Aim of the exercise:
Without including any picture, copy the entries that follow word for word.

Listed entries:
****
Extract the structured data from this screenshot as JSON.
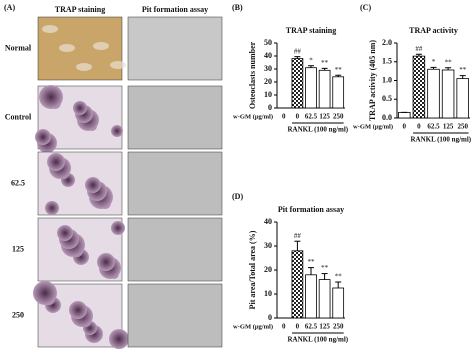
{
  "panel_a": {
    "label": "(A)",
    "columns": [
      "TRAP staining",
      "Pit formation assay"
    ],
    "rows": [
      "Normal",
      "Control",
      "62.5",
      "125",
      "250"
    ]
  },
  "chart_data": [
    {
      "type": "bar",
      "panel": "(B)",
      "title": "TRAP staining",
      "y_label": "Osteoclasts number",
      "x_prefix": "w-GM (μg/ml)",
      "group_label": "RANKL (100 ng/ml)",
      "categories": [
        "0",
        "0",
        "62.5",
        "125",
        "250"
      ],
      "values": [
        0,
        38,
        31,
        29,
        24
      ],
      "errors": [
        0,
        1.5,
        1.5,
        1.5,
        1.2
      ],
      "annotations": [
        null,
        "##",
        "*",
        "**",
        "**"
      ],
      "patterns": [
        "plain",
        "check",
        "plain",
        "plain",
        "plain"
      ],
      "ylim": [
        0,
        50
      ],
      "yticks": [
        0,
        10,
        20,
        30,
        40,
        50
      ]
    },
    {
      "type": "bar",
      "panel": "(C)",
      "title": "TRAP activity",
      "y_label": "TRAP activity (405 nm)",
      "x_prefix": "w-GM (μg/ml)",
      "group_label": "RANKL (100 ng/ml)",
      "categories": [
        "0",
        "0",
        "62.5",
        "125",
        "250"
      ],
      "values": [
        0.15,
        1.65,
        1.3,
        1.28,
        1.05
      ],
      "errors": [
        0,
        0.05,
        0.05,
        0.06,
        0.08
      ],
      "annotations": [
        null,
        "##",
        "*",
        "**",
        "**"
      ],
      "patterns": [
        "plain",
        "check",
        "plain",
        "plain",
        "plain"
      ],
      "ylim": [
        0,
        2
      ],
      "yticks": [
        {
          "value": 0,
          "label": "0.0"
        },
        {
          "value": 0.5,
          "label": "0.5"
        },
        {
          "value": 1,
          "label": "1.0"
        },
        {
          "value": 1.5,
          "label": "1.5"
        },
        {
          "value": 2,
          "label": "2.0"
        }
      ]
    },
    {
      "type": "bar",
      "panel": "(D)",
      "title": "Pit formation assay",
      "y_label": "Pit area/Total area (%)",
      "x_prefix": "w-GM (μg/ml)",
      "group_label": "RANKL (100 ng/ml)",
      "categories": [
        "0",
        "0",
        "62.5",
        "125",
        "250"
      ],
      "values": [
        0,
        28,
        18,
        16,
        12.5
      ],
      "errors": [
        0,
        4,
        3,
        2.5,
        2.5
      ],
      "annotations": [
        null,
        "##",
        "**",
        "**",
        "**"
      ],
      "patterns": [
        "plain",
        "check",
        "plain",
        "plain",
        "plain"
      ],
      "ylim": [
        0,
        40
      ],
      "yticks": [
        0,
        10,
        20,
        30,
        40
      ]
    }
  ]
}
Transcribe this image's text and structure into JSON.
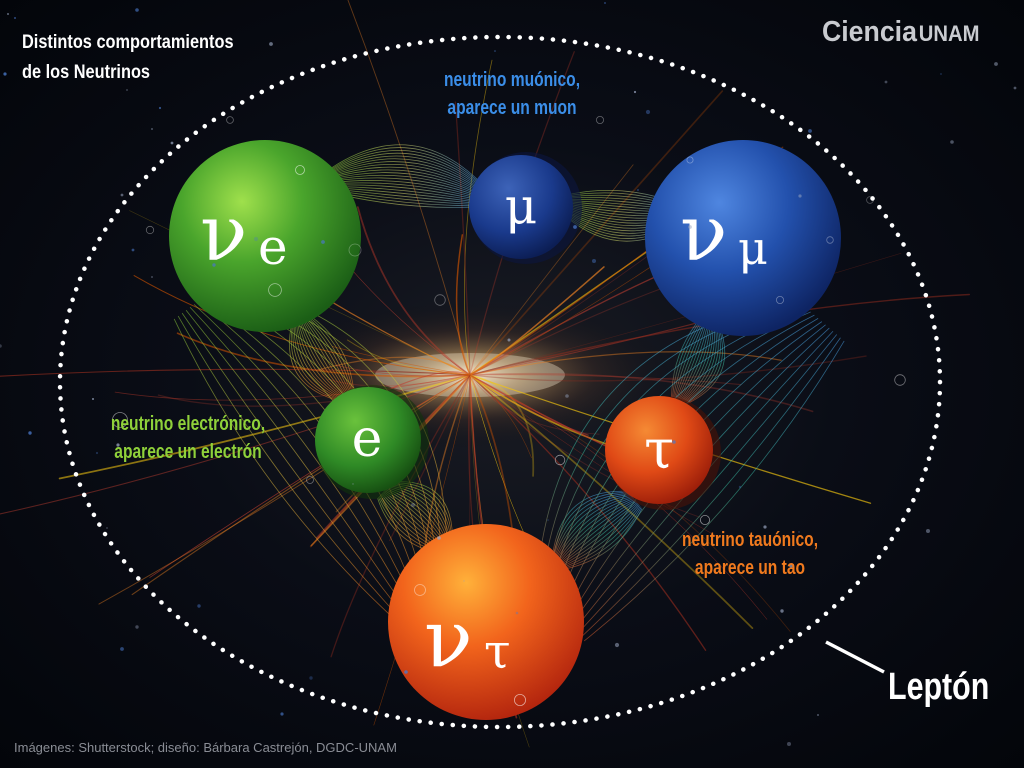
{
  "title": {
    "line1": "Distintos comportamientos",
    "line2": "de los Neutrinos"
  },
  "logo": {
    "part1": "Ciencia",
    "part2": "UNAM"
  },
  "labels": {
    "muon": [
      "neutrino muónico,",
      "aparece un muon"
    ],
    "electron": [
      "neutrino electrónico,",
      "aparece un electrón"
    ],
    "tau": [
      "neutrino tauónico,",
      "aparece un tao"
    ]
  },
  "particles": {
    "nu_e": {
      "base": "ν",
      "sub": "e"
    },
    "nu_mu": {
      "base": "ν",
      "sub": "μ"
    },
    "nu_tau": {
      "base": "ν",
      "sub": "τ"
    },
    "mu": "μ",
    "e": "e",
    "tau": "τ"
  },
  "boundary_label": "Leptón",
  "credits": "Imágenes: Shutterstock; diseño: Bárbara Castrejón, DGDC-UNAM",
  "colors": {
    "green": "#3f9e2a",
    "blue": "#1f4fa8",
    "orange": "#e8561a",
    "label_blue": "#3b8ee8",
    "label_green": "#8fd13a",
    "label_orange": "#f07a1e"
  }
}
****
Response to this exercise:
Extract the structured data from this screenshot as JSON.
{
  "panel_a": {
    "label": "(A)",
    "columns": [
      "TRAP staining",
      "Pit formation assay"
    ],
    "rows": [
      "Normal",
      "Control",
      "62.5",
      "125",
      "250"
    ]
  },
  "chart_data": [
    {
      "type": "bar",
      "panel": "(B)",
      "title": "TRAP staining",
      "y_label": "Osteoclasts number",
      "x_prefix": "w-GM (μg/ml)",
      "group_label": "RANKL (100 ng/ml)",
      "categories": [
        "0",
        "0",
        "62.5",
        "125",
        "250"
      ],
      "values": [
        0,
        38,
        31,
        29,
        24
      ],
      "errors": [
        0,
        1.5,
        1.5,
        1.5,
        1.2
      ],
      "annotations": [
        null,
        "##",
        "*",
        "**",
        "**"
      ],
      "patterns": [
        "plain",
        "check",
        "plain",
        "plain",
        "plain"
      ],
      "ylim": [
        0,
        50
      ],
      "yticks": [
        0,
        10,
        20,
        30,
        40,
        50
      ]
    },
    {
      "type": "bar",
      "panel": "(C)",
      "title": "TRAP activity",
      "y_label": "TRAP activity (405 nm)",
      "x_prefix": "w-GM (μg/ml)",
      "group_label": "RANKL (100 ng/ml)",
      "categories": [
        "0",
        "0",
        "62.5",
        "125",
        "250"
      ],
      "values": [
        0.15,
        1.65,
        1.3,
        1.28,
        1.05
      ],
      "errors": [
        0,
        0.05,
        0.05,
        0.06,
        0.08
      ],
      "annotations": [
        null,
        "##",
        "*",
        "**",
        "**"
      ],
      "patterns": [
        "plain",
        "check",
        "plain",
        "plain",
        "plain"
      ],
      "ylim": [
        0,
        2
      ],
      "yticks": [
        {
          "value": 0,
          "label": "0.0"
        },
        {
          "value": 0.5,
          "label": "0.5"
        },
        {
          "value": 1,
          "label": "1.0"
        },
        {
          "value": 1.5,
          "label": "1.5"
        },
        {
          "value": 2,
          "label": "2.0"
        }
      ]
    },
    {
      "type": "bar",
      "panel": "(D)",
      "title": "Pit formation assay",
      "y_label": "Pit area/Total area (%)",
      "x_prefix": "w-GM (μg/ml)",
      "group_label": "RANKL (100 ng/ml)",
      "categories": [
        "0",
        "0",
        "62.5",
        "125",
        "250"
      ],
      "values": [
        0,
        28,
        18,
        16,
        12.5
      ],
      "errors": [
        0,
        4,
        3,
        2.5,
        2.5
      ],
      "annotations": [
        null,
        "##",
        "**",
        "**",
        "**"
      ],
      "patterns": [
        "plain",
        "check",
        "plain",
        "plain",
        "plain"
      ],
      "ylim": [
        0,
        40
      ],
      "yticks": [
        0,
        10,
        20,
        30,
        40
      ]
    }
  ]
}
Transcribe this image's text and structure into JSON.
{
  "title": {
    "line1": "Distintos comportamientos",
    "line2": "de los Neutrinos"
  },
  "logo": {
    "part1": "Ciencia",
    "part2": "UNAM"
  },
  "labels": {
    "muon": [
      "neutrino muónico,",
      "aparece un muon"
    ],
    "electron": [
      "neutrino electrónico,",
      "aparece un electrón"
    ],
    "tau": [
      "neutrino tauónico,",
      "aparece un tao"
    ]
  },
  "particles": {
    "nu_e": {
      "base": "ν",
      "sub": "e"
    },
    "nu_mu": {
      "base": "ν",
      "sub": "μ"
    },
    "nu_tau": {
      "base": "ν",
      "sub": "τ"
    },
    "mu": "μ",
    "e": "e",
    "tau": "τ"
  },
  "boundary_label": "Leptón",
  "credits": "Imágenes: Shutterstock; diseño: Bárbara Castrejón, DGDC-UNAM",
  "colors": {
    "green": "#3f9e2a",
    "blue": "#1f4fa8",
    "orange": "#e8561a",
    "label_blue": "#3b8ee8",
    "label_green": "#8fd13a",
    "label_orange": "#f07a1e"
  }
}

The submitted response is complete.